■ EXERCISE INSTRUCTIONS ■
Locate each line of the material that contains "Children", then return it.

--------------------------------------------------

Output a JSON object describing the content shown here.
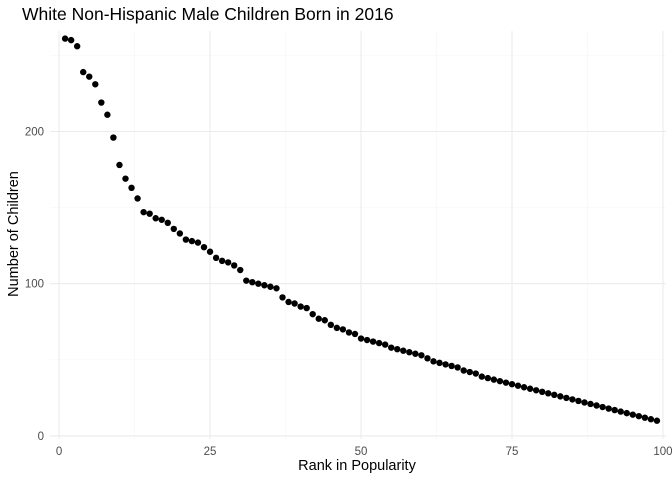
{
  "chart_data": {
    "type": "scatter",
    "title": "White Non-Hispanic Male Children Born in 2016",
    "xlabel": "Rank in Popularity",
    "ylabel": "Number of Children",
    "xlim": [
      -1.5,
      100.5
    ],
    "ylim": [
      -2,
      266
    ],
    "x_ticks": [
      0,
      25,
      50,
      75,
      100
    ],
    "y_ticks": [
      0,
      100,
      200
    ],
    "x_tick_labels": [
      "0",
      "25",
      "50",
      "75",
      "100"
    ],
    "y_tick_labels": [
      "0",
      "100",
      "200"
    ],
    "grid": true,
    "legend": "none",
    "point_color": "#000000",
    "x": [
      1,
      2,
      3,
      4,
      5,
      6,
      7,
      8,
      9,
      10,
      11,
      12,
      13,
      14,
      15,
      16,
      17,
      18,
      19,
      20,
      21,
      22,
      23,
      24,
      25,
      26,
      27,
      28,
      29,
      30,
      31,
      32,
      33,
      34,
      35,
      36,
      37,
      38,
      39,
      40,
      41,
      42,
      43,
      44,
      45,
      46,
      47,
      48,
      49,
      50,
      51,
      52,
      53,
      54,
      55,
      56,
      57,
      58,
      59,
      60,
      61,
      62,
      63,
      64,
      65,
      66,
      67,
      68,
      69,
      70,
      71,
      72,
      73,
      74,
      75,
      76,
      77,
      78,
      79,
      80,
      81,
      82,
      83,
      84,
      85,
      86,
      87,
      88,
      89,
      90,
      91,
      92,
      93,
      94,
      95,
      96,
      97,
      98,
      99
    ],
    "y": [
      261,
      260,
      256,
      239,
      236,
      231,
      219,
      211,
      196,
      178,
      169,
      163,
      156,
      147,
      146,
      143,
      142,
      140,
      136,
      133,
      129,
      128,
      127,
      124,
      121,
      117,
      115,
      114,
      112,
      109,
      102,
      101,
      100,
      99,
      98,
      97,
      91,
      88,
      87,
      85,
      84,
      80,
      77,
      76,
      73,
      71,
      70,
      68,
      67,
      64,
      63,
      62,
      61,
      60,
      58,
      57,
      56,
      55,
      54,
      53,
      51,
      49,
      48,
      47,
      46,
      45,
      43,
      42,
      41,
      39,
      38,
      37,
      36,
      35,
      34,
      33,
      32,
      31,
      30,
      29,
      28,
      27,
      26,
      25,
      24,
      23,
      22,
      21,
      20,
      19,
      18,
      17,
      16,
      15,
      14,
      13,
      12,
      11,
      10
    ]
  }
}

--------------------------------------------------

■ EXPECTED OUTPUT ■
    "title": "White Non-Hispanic Male Children Born in 2016",
    "ylabel": "Number of Children",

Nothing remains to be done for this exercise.